▸ Task
Pictures in the records should not be copied, but every other part must be repeated exactly.

———

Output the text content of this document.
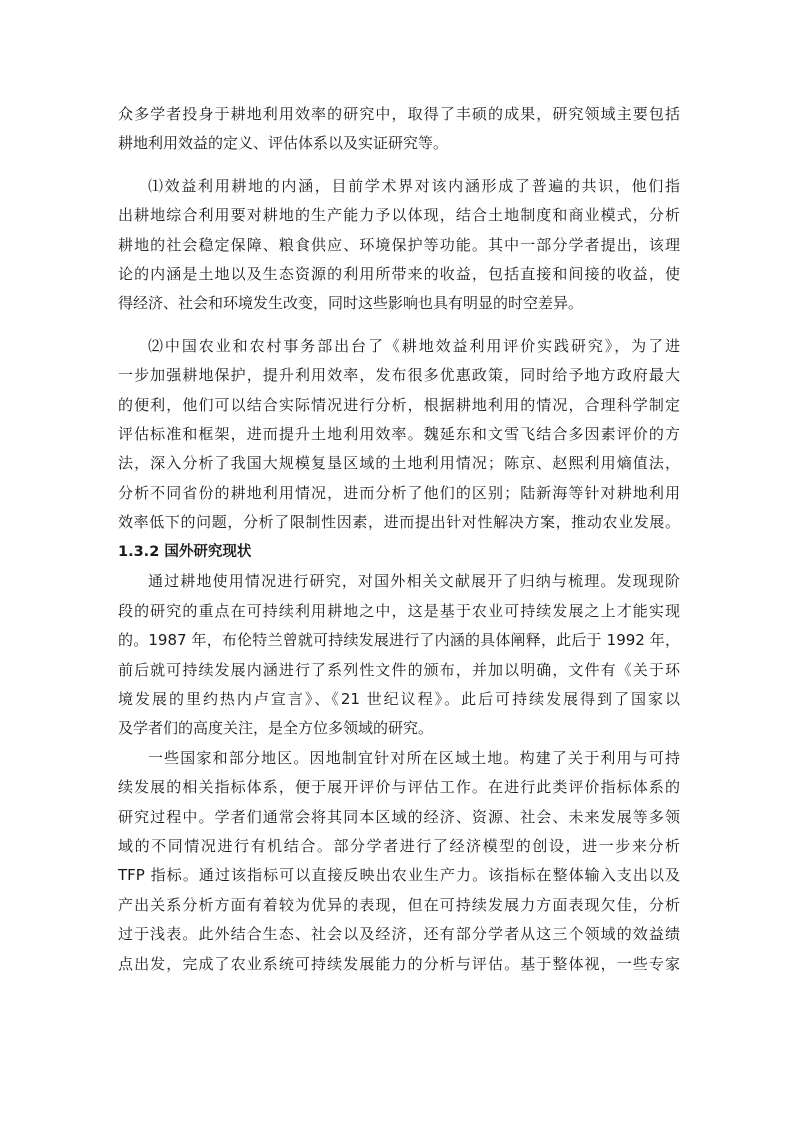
众多学者投身于耕地利用效率的研究中，取得了丰硕的成果，研究领域主要包括
耕地利用效益的定义、评估体系以及实证研究等。
⑴效益利用耕地的内涵，目前学术界对该内涵形成了普遍的共识，他们指
出耕地综合利用要对耕地的生产能力予以体现，结合土地制度和商业模式，分析
耕地的社会稳定保障、粮食供应、环境保护等功能。其中一部分学者提出，该理
论的内涵是土地以及生态资源的利用所带来的收益，包括直接和间接的收益，使
得经济、社会和环境发生改变，同时这些影响也具有明显的时空差异。
⑵中国农业和农村事务部出台了《耕地效益利用评价实践研究》，为了进
一步加强耕地保护，提升利用效率，发布很多优惠政策，同时给予地方政府最大
的便利，他们可以结合实际情况进行分析，根据耕地利用的情况，合理科学制定
评估标准和框架，进而提升土地利用效率。魏延东和文雪飞结合多因素评价的方
法，深入分析了我国大规模复垦区域的土地利用情况；陈京、赵熙利用熵值法，
分析不同省份的耕地利用情况，进而分析了他们的区别；陆新海等针对耕地利用
效率低下的问题，分析了限制性因素，进而提出针对性解决方案，推动农业发展。
1.3.2 国外研究现状
通过耕地使用情况进行研究，对国外相关文献展开了归纳与梳理。发现现阶
段的研究的重点在可持续利用耕地之中，这是基于农业可持续发展之上才能实现
的。1987 年，布伦特兰曾就可持续发展进行了内涵的具体阐释，此后于 1992 年，
前后就可持续发展内涵进行了系列性文件的颁布，并加以明确，文件有《关于环
境发展的里约热内卢宣言》、《21 世纪议程》。此后可持续发展得到了国家以
及学者们的高度关注，是全方位多领域的研究。
一些国家和部分地区。因地制宜针对所在区域土地。构建了关于利用与可持
续发展的相关指标体系，便于展开评价与评估工作。在进行此类评价指标体系的
研究过程中。学者们通常会将其同本区域的经济、资源、社会、未来发展等多领
域的不同情况进行有机结合。部分学者进行了经济模型的创设，进一步来分析
TFP 指标。通过该指标可以直接反映出农业生产力。该指标在整体输入支出以及
产出关系分析方面有着较为优异的表现，但在可持续发展力方面表现欠佳，分析
过于浅表。此外结合生态、社会以及经济，还有部分学者从这三个领域的效益绩
点出发，完成了农业系统可持续发展能力的分析与评估。基于整体视，一些专家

———

▸ Written response
Output the text content of this document.
众多学者投身于耕地利用效率的研究中，取得了丰硕的成果，研究领域主要包括
耕地利用效益的定义、评估体系以及实证研究等。
⑴效益利用耕地的内涵，目前学术界对该内涵形成了普遍的共识，他们指
出耕地综合利用要对耕地的生产能力予以体现，结合土地制度和商业模式，分析
耕地的社会稳定保障、粮食供应、环境保护等功能。其中一部分学者提出，该理
论的内涵是土地以及生态资源的利用所带来的收益，包括直接和间接的收益，使
得经济、社会和环境发生改变，同时这些影响也具有明显的时空差异。
⑵中国农业和农村事务部出台了《耕地效益利用评价实践研究》，为了进
一步加强耕地保护，提升利用效率，发布很多优惠政策，同时给予地方政府最大
的便利，他们可以结合实际情况进行分析，根据耕地利用的情况，合理科学制定
评估标准和框架，进而提升土地利用效率。魏延东和文雪飞结合多因素评价的方
法，深入分析了我国大规模复垦区域的土地利用情况；陈京、赵熙利用熵值法，
分析不同省份的耕地利用情况，进而分析了他们的区别；陆新海等针对耕地利用
效率低下的问题，分析了限制性因素，进而提出针对性解决方案，推动农业发展。
1.3.2 国外研究现状
通过耕地使用情况进行研究，对国外相关文献展开了归纳与梳理。发现现阶
段的研究的重点在可持续利用耕地之中，这是基于农业可持续发展之上才能实现
的。1987 年，布伦特兰曾就可持续发展进行了内涵的具体阐释，此后于 1992 年，
前后就可持续发展内涵进行了系列性文件的颁布，并加以明确，文件有《关于环
境发展的里约热内卢宣言》、《21 世纪议程》。此后可持续发展得到了国家以
及学者们的高度关注，是全方位多领域的研究。
一些国家和部分地区。因地制宜针对所在区域土地。构建了关于利用与可持
续发展的相关指标体系，便于展开评价与评估工作。在进行此类评价指标体系的
研究过程中。学者们通常会将其同本区域的经济、资源、社会、未来发展等多领
域的不同情况进行有机结合。部分学者进行了经济模型的创设，进一步来分析
TFP 指标。通过该指标可以直接反映出农业生产力。该指标在整体输入支出以及
产出关系分析方面有着较为优异的表现，但在可持续发展力方面表现欠佳，分析
过于浅表。此外结合生态、社会以及经济，还有部分学者从这三个领域的效益绩
点出发，完成了农业系统可持续发展能力的分析与评估。基于整体视，一些专家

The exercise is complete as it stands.